▶ **DIRECTIVE**:
Reproduce the listing that follows with no differences at all.

▶ **RECORD SET**:
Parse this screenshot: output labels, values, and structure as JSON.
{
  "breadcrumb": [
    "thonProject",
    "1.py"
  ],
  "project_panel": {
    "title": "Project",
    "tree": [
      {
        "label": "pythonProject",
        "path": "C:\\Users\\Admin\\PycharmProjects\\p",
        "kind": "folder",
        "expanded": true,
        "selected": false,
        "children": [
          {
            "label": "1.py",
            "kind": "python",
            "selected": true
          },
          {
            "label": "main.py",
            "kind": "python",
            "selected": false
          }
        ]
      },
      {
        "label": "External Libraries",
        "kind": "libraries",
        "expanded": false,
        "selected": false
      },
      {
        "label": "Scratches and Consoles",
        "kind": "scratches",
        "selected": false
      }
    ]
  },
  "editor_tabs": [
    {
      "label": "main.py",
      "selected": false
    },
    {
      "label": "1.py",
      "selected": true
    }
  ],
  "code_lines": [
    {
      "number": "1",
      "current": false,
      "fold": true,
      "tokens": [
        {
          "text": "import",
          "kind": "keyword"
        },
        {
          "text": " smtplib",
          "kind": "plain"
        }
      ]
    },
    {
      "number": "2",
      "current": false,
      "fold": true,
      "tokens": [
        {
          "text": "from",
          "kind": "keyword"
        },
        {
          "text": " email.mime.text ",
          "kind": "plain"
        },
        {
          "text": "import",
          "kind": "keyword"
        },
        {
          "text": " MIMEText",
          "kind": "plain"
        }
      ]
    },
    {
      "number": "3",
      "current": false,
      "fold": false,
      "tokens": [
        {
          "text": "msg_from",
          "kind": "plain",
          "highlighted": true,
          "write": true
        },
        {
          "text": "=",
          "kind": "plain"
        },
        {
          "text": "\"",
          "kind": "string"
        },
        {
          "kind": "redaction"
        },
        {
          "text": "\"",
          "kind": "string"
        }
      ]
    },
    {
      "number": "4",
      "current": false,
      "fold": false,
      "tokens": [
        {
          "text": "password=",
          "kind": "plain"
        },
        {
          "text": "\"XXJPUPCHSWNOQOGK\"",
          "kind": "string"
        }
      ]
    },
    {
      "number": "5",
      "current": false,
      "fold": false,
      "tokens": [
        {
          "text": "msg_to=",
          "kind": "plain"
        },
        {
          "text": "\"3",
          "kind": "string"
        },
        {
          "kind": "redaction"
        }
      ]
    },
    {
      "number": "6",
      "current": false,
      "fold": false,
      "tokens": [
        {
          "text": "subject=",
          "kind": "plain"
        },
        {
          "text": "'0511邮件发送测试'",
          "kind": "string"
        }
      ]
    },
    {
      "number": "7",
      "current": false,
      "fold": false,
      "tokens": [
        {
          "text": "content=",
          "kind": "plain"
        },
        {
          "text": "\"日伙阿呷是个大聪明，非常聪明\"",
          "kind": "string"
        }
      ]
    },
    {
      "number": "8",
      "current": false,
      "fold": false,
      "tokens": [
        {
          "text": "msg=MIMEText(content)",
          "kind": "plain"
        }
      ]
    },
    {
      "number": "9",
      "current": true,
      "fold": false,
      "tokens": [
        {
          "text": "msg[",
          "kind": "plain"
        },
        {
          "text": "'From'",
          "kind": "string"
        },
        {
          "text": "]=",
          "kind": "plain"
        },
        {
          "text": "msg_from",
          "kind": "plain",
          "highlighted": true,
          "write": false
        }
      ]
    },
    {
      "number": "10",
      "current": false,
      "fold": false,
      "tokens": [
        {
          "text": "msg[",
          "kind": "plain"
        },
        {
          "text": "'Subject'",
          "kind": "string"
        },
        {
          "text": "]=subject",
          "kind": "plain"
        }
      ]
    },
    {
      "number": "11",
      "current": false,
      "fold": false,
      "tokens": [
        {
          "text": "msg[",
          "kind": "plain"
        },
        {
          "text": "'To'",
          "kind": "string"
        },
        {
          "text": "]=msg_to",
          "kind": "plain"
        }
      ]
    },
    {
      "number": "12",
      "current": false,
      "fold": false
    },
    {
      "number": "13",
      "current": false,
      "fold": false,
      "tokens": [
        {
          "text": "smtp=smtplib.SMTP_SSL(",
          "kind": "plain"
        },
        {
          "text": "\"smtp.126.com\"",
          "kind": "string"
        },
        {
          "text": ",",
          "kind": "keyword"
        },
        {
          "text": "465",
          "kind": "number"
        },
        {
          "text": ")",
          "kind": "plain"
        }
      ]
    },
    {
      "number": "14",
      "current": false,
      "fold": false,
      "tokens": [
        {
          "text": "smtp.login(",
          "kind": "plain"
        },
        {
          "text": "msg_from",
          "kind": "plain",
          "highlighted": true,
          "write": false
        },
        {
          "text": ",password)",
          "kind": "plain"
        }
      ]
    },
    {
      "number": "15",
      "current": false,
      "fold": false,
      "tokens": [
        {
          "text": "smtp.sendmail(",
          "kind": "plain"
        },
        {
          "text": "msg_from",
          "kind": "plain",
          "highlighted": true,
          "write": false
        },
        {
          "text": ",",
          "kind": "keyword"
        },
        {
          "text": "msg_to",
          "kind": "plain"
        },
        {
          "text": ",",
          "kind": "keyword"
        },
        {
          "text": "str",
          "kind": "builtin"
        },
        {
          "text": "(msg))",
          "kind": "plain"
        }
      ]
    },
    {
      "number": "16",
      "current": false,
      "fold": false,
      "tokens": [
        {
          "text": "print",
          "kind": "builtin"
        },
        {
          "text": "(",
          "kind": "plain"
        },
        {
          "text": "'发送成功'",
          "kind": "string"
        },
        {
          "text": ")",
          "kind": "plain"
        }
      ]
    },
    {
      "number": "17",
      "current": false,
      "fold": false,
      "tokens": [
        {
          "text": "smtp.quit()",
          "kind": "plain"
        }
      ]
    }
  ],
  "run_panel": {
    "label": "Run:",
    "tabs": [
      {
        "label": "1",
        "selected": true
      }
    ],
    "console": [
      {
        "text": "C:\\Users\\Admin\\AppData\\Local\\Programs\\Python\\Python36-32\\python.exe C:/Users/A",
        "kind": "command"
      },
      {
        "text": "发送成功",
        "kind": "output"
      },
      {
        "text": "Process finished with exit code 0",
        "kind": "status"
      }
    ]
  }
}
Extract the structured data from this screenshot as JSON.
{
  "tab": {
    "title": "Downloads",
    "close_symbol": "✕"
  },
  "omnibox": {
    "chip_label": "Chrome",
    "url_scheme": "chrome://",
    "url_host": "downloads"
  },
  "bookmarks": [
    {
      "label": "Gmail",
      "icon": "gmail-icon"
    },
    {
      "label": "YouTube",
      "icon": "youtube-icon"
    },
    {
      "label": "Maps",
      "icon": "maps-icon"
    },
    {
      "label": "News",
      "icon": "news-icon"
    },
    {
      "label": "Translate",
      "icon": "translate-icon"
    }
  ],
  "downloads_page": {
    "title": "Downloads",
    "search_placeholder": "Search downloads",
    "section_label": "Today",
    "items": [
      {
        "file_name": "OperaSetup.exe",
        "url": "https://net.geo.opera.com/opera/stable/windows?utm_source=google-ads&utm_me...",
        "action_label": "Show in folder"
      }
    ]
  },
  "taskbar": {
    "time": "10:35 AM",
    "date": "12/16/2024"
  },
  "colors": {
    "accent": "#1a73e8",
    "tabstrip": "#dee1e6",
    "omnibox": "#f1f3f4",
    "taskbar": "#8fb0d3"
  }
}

▶ **ANSWER TO THE PROBLEM**:
Parse this screenshot: output labels, values, and structure as JSON.
{
  "breadcrumb": [
    "thonProject",
    "1.py"
  ],
  "project_panel": {
    "title": "Project",
    "tree": [
      {
        "label": "pythonProject",
        "path": "C:\\Users\\Admin\\PycharmProjects\\p",
        "kind": "folder",
        "expanded": true,
        "selected": false,
        "children": [
          {
            "label": "1.py",
            "kind": "python",
            "selected": true
          },
          {
            "label": "main.py",
            "kind": "python",
            "selected": false
          }
        ]
      },
      {
        "label": "External Libraries",
        "kind": "libraries",
        "expanded": false,
        "selected": false
      },
      {
        "label": "Scratches and Consoles",
        "kind": "scratches",
        "selected": false
      }
    ]
  },
  "editor_tabs": [
    {
      "label": "main.py",
      "selected": false
    },
    {
      "label": "1.py",
      "selected": true
    }
  ],
  "code_lines": [
    {
      "number": "1",
      "current": false,
      "fold": true,
      "tokens": [
        {
          "text": "import",
          "kind": "keyword"
        },
        {
          "text": " smtplib",
          "kind": "plain"
        }
      ]
    },
    {
      "number": "2",
      "current": false,
      "fold": true,
      "tokens": [
        {
          "text": "from",
          "kind": "keyword"
        },
        {
          "text": " email.mime.text ",
          "kind": "plain"
        },
        {
          "text": "import",
          "kind": "keyword"
        },
        {
          "text": " MIMEText",
          "kind": "plain"
        }
      ]
    },
    {
      "number": "3",
      "current": false,
      "fold": false,
      "tokens": [
        {
          "text": "msg_from",
          "kind": "plain",
          "highlighted": true,
          "write": true
        },
        {
          "text": "=",
          "kind": "plain"
        },
        {
          "text": "\"",
          "kind": "string"
        },
        {
          "kind": "redaction"
        },
        {
          "text": "\"",
          "kind": "string"
        }
      ]
    },
    {
      "number": "4",
      "current": false,
      "fold": false,
      "tokens": [
        {
          "text": "password=",
          "kind": "plain"
        },
        {
          "text": "\"XXJPUPCHSWNOQOGK\"",
          "kind": "string"
        }
      ]
    },
    {
      "number": "5",
      "current": false,
      "fold": false,
      "tokens": [
        {
          "text": "msg_to=",
          "kind": "plain"
        },
        {
          "text": "\"3",
          "kind": "string"
        },
        {
          "kind": "redaction"
        }
      ]
    },
    {
      "number": "6",
      "current": false,
      "fold": false,
      "tokens": [
        {
          "text": "subject=",
          "kind": "plain"
        },
        {
          "text": "'0511邮件发送测试'",
          "kind": "string"
        }
      ]
    },
    {
      "number": "7",
      "current": false,
      "fold": false,
      "tokens": [
        {
          "text": "content=",
          "kind": "plain"
        },
        {
          "text": "\"日伙阿呷是个大聪明，非常聪明\"",
          "kind": "string"
        }
      ]
    },
    {
      "number": "8",
      "current": false,
      "fold": false,
      "tokens": [
        {
          "text": "msg=MIMEText(content)",
          "kind": "plain"
        }
      ]
    },
    {
      "number": "9",
      "current": true,
      "fold": false,
      "tokens": [
        {
          "text": "msg[",
          "kind": "plain"
        },
        {
          "text": "'From'",
          "kind": "string"
        },
        {
          "text": "]=",
          "kind": "plain"
        },
        {
          "text": "msg_from",
          "kind": "plain",
          "highlighted": true,
          "write": false
        }
      ]
    },
    {
      "number": "10",
      "current": false,
      "fold": false,
      "tokens": [
        {
          "text": "msg[",
          "kind": "plain"
        },
        {
          "text": "'Subject'",
          "kind": "string"
        },
        {
          "text": "]=subject",
          "kind": "plain"
        }
      ]
    },
    {
      "number": "11",
      "current": false,
      "fold": false,
      "tokens": [
        {
          "text": "msg[",
          "kind": "plain"
        },
        {
          "text": "'To'",
          "kind": "string"
        },
        {
          "text": "]=msg_to",
          "kind": "plain"
        }
      ]
    },
    {
      "number": "12",
      "current": false,
      "fold": false
    },
    {
      "number": "13",
      "current": false,
      "fold": false,
      "tokens": [
        {
          "text": "smtp=smtplib.SMTP_SSL(",
          "kind": "plain"
        },
        {
          "text": "\"smtp.126.com\"",
          "kind": "string"
        },
        {
          "text": ",",
          "kind": "keyword"
        },
        {
          "text": "465",
          "kind": "number"
        },
        {
          "text": ")",
          "kind": "plain"
        }
      ]
    },
    {
      "number": "14",
      "current": false,
      "fold": false,
      "tokens": [
        {
          "text": "smtp.login(",
          "kind": "plain"
        },
        {
          "text": "msg_from",
          "kind": "plain",
          "highlighted": true,
          "write": false
        },
        {
          "text": ",password)",
          "kind": "plain"
        }
      ]
    },
    {
      "number": "15",
      "current": false,
      "fold": false,
      "tokens": [
        {
          "text": "smtp.sendmail(",
          "kind": "plain"
        },
        {
          "text": "msg_from",
          "kind": "plain",
          "highlighted": true,
          "write": false
        },
        {
          "text": ",",
          "kind": "keyword"
        },
        {
          "text": "msg_to",
          "kind": "plain"
        },
        {
          "text": ",",
          "kind": "keyword"
        },
        {
          "text": "str",
          "kind": "builtin"
        },
        {
          "text": "(msg))",
          "kind": "plain"
        }
      ]
    },
    {
      "number": "16",
      "current": false,
      "fold": false,
      "tokens": [
        {
          "text": "print",
          "kind": "builtin"
        },
        {
          "text": "(",
          "kind": "plain"
        },
        {
          "text": "'发送成功'",
          "kind": "string"
        },
        {
          "text": ")",
          "kind": "plain"
        }
      ]
    },
    {
      "number": "17",
      "current": false,
      "fold": false,
      "tokens": [
        {
          "text": "smtp.quit()",
          "kind": "plain"
        }
      ]
    }
  ],
  "run_panel": {
    "label": "Run:",
    "tabs": [
      {
        "label": "1",
        "selected": true
      }
    ],
    "console": [
      {
        "text": "C:\\Users\\Admin\\AppData\\Local\\Programs\\Python\\Python36-32\\python.exe C:/Users/A",
        "kind": "command"
      },
      {
        "text": "发送成功",
        "kind": "output"
      },
      {
        "text": "Process finished with exit code 0",
        "kind": "status"
      }
    ]
  }
}
Extract the structured data from this screenshot as JSON.
{
  "tab": {
    "title": "Downloads",
    "close_symbol": "✕"
  },
  "omnibox": {
    "chip_label": "Chrome",
    "url_scheme": "chrome://",
    "url_host": "downloads"
  },
  "bookmarks": [
    {
      "label": "Gmail",
      "icon": "gmail-icon"
    },
    {
      "label": "YouTube",
      "icon": "youtube-icon"
    },
    {
      "label": "Maps",
      "icon": "maps-icon"
    },
    {
      "label": "News",
      "icon": "news-icon"
    },
    {
      "label": "Translate",
      "icon": "translate-icon"
    }
  ],
  "downloads_page": {
    "title": "Downloads",
    "search_placeholder": "Search downloads",
    "section_label": "Today",
    "items": [
      {
        "file_name": "OperaSetup.exe",
        "url": "https://net.geo.opera.com/opera/stable/windows?utm_source=google-ads&utm_me...",
        "action_label": "Show in folder"
      }
    ]
  },
  "taskbar": {
    "time": "10:35 AM",
    "date": "12/16/2024"
  },
  "colors": {
    "accent": "#1a73e8",
    "tabstrip": "#dee1e6",
    "omnibox": "#f1f3f4",
    "taskbar": "#8fb0d3"
  }
}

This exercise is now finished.